§ EXERCISE INSTRUCTIONS:
Write out all of the entries exactly as given.

§ SUPPLIED DATA:
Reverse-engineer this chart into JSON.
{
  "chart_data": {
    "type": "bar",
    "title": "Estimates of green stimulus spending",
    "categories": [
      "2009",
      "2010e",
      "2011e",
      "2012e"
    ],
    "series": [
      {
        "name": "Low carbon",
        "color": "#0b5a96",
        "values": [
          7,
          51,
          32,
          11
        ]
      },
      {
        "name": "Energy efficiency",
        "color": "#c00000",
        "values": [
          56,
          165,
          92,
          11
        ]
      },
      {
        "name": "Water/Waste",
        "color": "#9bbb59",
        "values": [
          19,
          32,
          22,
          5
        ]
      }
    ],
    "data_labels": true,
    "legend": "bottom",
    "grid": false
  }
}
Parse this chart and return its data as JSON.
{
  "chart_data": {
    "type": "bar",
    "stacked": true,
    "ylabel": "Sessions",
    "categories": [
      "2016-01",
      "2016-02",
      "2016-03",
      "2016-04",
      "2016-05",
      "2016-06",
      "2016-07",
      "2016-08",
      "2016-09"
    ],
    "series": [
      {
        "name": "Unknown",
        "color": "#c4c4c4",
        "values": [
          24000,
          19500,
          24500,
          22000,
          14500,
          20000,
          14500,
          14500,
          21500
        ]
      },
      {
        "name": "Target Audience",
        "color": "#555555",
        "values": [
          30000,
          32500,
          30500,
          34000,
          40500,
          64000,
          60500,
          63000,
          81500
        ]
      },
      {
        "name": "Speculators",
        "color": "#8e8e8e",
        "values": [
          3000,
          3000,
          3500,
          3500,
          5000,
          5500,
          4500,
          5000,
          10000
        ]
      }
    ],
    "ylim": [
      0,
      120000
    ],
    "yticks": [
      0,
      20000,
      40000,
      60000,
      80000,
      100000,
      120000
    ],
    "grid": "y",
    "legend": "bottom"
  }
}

§ SOLUTION TO THIS EXERCISE:
Reverse-engineer this chart into JSON.
{
  "chart_data": {
    "type": "bar",
    "title": "Estimates of green stimulus spending",
    "categories": [
      "2009",
      "2010e",
      "2011e",
      "2012e"
    ],
    "series": [
      {
        "name": "Low carbon",
        "color": "#0b5a96",
        "values": [
          7,
          51,
          32,
          11
        ]
      },
      {
        "name": "Energy efficiency",
        "color": "#c00000",
        "values": [
          56,
          165,
          92,
          11
        ]
      },
      {
        "name": "Water/Waste",
        "color": "#9bbb59",
        "values": [
          19,
          32,
          22,
          5
        ]
      }
    ],
    "data_labels": true,
    "legend": "bottom",
    "grid": false
  }
}
Parse this chart and return its data as JSON.
{
  "chart_data": {
    "type": "bar",
    "stacked": true,
    "ylabel": "Sessions",
    "categories": [
      "2016-01",
      "2016-02",
      "2016-03",
      "2016-04",
      "2016-05",
      "2016-06",
      "2016-07",
      "2016-08",
      "2016-09"
    ],
    "series": [
      {
        "name": "Unknown",
        "color": "#c4c4c4",
        "values": [
          24000,
          19500,
          24500,
          22000,
          14500,
          20000,
          14500,
          14500,
          21500
        ]
      },
      {
        "name": "Target Audience",
        "color": "#555555",
        "values": [
          30000,
          32500,
          30500,
          34000,
          40500,
          64000,
          60500,
          63000,
          81500
        ]
      },
      {
        "name": "Speculators",
        "color": "#8e8e8e",
        "values": [
          3000,
          3000,
          3500,
          3500,
          5000,
          5500,
          4500,
          5000,
          10000
        ]
      }
    ],
    "ylim": [
      0,
      120000
    ],
    "yticks": [
      0,
      20000,
      40000,
      60000,
      80000,
      100000,
      120000
    ],
    "grid": "y",
    "legend": "bottom"
  }
}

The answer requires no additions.